» EXERCISE BRIEF
Write out each line beneath this one exactly as it reads.

** START **

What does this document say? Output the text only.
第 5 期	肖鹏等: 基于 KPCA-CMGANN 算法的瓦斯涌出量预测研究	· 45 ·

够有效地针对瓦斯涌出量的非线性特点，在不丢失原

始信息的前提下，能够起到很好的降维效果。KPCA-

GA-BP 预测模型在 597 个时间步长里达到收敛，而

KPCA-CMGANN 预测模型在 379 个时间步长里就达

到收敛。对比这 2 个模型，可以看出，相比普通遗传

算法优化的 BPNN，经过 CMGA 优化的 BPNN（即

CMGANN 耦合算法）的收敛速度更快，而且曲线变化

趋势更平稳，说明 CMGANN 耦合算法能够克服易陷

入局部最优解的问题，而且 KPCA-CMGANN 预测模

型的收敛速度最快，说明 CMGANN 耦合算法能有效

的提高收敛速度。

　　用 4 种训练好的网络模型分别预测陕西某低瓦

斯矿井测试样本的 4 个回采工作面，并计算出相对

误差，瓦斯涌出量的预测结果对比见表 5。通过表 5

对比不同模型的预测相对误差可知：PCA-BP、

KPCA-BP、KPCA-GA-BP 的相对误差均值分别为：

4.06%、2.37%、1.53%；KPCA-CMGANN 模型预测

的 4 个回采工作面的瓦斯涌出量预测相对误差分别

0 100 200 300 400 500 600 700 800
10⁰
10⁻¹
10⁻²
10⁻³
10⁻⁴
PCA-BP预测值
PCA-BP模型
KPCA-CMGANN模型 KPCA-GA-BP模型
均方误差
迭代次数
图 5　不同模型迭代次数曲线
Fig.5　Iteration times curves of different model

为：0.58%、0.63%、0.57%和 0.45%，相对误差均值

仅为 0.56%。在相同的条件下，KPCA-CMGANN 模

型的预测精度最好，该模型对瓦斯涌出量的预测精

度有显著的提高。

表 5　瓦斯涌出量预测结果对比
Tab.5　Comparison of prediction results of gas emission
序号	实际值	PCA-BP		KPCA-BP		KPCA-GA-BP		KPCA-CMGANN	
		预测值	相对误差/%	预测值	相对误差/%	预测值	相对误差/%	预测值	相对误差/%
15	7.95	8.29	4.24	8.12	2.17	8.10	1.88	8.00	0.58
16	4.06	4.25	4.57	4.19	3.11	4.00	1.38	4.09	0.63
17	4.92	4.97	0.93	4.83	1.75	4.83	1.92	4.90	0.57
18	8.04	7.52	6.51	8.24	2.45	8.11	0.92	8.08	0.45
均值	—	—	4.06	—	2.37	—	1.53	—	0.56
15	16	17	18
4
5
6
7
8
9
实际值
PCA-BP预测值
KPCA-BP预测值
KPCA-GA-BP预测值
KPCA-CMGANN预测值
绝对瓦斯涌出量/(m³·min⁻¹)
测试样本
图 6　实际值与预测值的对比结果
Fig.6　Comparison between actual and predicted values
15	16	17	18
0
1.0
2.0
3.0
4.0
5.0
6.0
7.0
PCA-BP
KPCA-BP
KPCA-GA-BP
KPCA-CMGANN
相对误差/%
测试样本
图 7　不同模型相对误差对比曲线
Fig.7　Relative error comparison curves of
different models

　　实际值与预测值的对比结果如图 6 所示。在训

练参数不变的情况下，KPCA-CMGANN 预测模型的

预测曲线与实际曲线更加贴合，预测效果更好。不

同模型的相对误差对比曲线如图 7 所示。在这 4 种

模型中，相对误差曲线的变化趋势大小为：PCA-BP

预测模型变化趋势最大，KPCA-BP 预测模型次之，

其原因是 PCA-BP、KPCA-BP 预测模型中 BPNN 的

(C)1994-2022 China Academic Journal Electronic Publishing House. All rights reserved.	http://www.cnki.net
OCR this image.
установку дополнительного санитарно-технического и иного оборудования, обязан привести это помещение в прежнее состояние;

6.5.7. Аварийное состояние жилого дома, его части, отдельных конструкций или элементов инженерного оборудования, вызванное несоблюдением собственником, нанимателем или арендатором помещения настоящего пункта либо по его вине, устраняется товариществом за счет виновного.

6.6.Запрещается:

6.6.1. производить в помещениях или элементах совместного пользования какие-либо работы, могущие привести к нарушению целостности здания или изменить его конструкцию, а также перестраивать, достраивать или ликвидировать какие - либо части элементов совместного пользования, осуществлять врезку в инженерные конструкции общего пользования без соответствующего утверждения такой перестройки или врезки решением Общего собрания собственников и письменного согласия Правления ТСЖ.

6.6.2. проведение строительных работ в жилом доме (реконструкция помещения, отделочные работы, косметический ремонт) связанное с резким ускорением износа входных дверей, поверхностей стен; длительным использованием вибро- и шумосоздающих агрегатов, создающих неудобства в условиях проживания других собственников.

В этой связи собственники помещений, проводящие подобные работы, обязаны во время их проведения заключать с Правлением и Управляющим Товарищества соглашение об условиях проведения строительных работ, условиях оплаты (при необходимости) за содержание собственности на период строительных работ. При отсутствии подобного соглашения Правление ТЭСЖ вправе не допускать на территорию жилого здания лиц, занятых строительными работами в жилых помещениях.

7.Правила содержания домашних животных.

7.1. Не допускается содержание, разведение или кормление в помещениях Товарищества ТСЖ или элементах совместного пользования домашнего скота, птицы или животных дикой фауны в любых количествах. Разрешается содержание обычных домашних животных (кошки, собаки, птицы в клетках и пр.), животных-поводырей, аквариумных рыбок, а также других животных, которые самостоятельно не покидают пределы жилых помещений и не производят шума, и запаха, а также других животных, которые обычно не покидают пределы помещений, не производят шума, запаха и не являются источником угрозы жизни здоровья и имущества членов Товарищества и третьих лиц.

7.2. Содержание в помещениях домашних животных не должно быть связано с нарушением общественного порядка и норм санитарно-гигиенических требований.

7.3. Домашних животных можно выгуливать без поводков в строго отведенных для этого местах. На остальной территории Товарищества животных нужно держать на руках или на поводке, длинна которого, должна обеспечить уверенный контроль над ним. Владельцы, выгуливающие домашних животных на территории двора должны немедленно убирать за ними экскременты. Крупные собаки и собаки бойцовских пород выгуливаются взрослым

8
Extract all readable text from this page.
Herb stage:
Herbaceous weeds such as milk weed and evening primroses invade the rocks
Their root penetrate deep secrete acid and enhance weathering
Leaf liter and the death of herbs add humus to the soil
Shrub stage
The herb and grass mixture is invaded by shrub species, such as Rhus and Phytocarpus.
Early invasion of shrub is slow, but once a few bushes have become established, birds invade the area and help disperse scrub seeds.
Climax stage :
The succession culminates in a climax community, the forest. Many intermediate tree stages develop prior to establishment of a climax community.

** END **

» RESULT OF THIS EXERCISE
What does this document say? Output the text only.
第 5 期	肖鹏等: 基于 KPCA-CMGANN 算法的瓦斯涌出量预测研究	· 45 ·

够有效地针对瓦斯涌出量的非线性特点，在不丢失原

始信息的前提下，能够起到很好的降维效果。KPCA-

GA-BP 预测模型在 597 个时间步长里达到收敛，而

KPCA-CMGANN 预测模型在 379 个时间步长里就达

到收敛。对比这 2 个模型，可以看出，相比普通遗传

算法优化的 BPNN，经过 CMGA 优化的 BPNN（即

CMGANN 耦合算法）的收敛速度更快，而且曲线变化

趋势更平稳，说明 CMGANN 耦合算法能够克服易陷

入局部最优解的问题，而且 KPCA-CMGANN 预测模

型的收敛速度最快，说明 CMGANN 耦合算法能有效

的提高收敛速度。

　　用 4 种训练好的网络模型分别预测陕西某低瓦

斯矿井测试样本的 4 个回采工作面，并计算出相对

误差，瓦斯涌出量的预测结果对比见表 5。通过表 5

对比不同模型的预测相对误差可知：PCA-BP、

KPCA-BP、KPCA-GA-BP 的相对误差均值分别为：

4.06%、2.37%、1.53%；KPCA-CMGANN 模型预测

的 4 个回采工作面的瓦斯涌出量预测相对误差分别

0 100 200 300 400 500 600 700 800
10⁰
10⁻¹
10⁻²
10⁻³
10⁻⁴
PCA-BP预测值
PCA-BP模型
KPCA-CMGANN模型 KPCA-GA-BP模型
均方误差
迭代次数
图 5　不同模型迭代次数曲线
Fig.5　Iteration times curves of different model

为：0.58%、0.63%、0.57%和 0.45%，相对误差均值

仅为 0.56%。在相同的条件下，KPCA-CMGANN 模

型的预测精度最好，该模型对瓦斯涌出量的预测精

度有显著的提高。

表 5　瓦斯涌出量预测结果对比
Tab.5　Comparison of prediction results of gas emission
序号	实际值	PCA-BP		KPCA-BP		KPCA-GA-BP		KPCA-CMGANN	
		预测值	相对误差/%	预测值	相对误差/%	预测值	相对误差/%	预测值	相对误差/%
15	7.95	8.29	4.24	8.12	2.17	8.10	1.88	8.00	0.58
16	4.06	4.25	4.57	4.19	3.11	4.00	1.38	4.09	0.63
17	4.92	4.97	0.93	4.83	1.75	4.83	1.92	4.90	0.57
18	8.04	7.52	6.51	8.24	2.45	8.11	0.92	8.08	0.45
均值	—	—	4.06	—	2.37	—	1.53	—	0.56
15	16	17	18
4
5
6
7
8
9
实际值
PCA-BP预测值
KPCA-BP预测值
KPCA-GA-BP预测值
KPCA-CMGANN预测值
绝对瓦斯涌出量/(m³·min⁻¹)
测试样本
图 6　实际值与预测值的对比结果
Fig.6　Comparison between actual and predicted values
15	16	17	18
0
1.0
2.0
3.0
4.0
5.0
6.0
7.0
PCA-BP
KPCA-BP
KPCA-GA-BP
KPCA-CMGANN
相对误差/%
测试样本
图 7　不同模型相对误差对比曲线
Fig.7　Relative error comparison curves of
different models

　　实际值与预测值的对比结果如图 6 所示。在训

练参数不变的情况下，KPCA-CMGANN 预测模型的

预测曲线与实际曲线更加贴合，预测效果更好。不

同模型的相对误差对比曲线如图 7 所示。在这 4 种

模型中，相对误差曲线的变化趋势大小为：PCA-BP

预测模型变化趋势最大，KPCA-BP 预测模型次之，

其原因是 PCA-BP、KPCA-BP 预测模型中 BPNN 的

(C)1994-2022 China Academic Journal Electronic Publishing House. All rights reserved.	http://www.cnki.net
OCR this image.
установку дополнительного санитарно-технического и иного оборудования, обязан привести это помещение в прежнее состояние;

6.5.7. Аварийное состояние жилого дома, его части, отдельных конструкций или элементов инженерного оборудования, вызванное несоблюдением собственником, нанимателем или арендатором помещения настоящего пункта либо по его вине, устраняется товариществом за счет виновного.

6.6.Запрещается:

6.6.1. производить в помещениях или элементах совместного пользования какие-либо работы, могущие привести к нарушению целостности здания или изменить его конструкцию, а также перестраивать, достраивать или ликвидировать какие - либо части элементов совместного пользования, осуществлять врезку в инженерные конструкции общего пользования без соответствующего утверждения такой перестройки или врезки решением Общего собрания собственников и письменного согласия Правления ТСЖ.

6.6.2. проведение строительных работ в жилом доме (реконструкция помещения, отделочные работы, косметический ремонт) связанное с резким ускорением износа входных дверей, поверхностей стен; длительным использованием вибро- и шумосоздающих агрегатов, создающих неудобства в условиях проживания других собственников.

В этой связи собственники помещений, проводящие подобные работы, обязаны во время их проведения заключать с Правлением и Управляющим Товарищества соглашение об условиях проведения строительных работ, условиях оплаты (при необходимости) за содержание собственности на период строительных работ. При отсутствии подобного соглашения Правление ТЭСЖ вправе не допускать на территорию жилого здания лиц, занятых строительными работами в жилых помещениях.

7.Правила содержания домашних животных.

7.1. Не допускается содержание, разведение или кормление в помещениях Товарищества ТСЖ или элементах совместного пользования домашнего скота, птицы или животных дикой фауны в любых количествах. Разрешается содержание обычных домашних животных (кошки, собаки, птицы в клетках и пр.), животных-поводырей, аквариумных рыбок, а также других животных, которые самостоятельно не покидают пределы жилых помещений и не производят шума, и запаха, а также других животных, которые обычно не покидают пределы помещений, не производят шума, запаха и не являются источником угрозы жизни здоровья и имущества членов Товарищества и третьих лиц.

7.2. Содержание в помещениях домашних животных не должно быть связано с нарушением общественного порядка и норм санитарно-гигиенических требований.

7.3. Домашних животных можно выгуливать без поводков в строго отведенных для этого местах. На остальной территории Товарищества животных нужно держать на руках или на поводке, длинна которого, должна обеспечить уверенный контроль над ним. Владельцы, выгуливающие домашних животных на территории двора должны немедленно убирать за ними экскременты. Крупные собаки и собаки бойцовских пород выгуливаются взрослым

8
Extract all readable text from this page.
Herb stage:
Herbaceous weeds such as milk weed and evening primroses invade the rocks
Their root penetrate deep secrete acid and enhance weathering
Leaf liter and the death of herbs add humus to the soil
Shrub stage
The herb and grass mixture is invaded by shrub species, such as Rhus and Phytocarpus.
Early invasion of shrub is slow, but once a few bushes have become established, birds invade the area and help disperse scrub seeds.
Climax stage :
The succession culminates in a climax community, the forest. Many intermediate tree stages develop prior to establishment of a climax community.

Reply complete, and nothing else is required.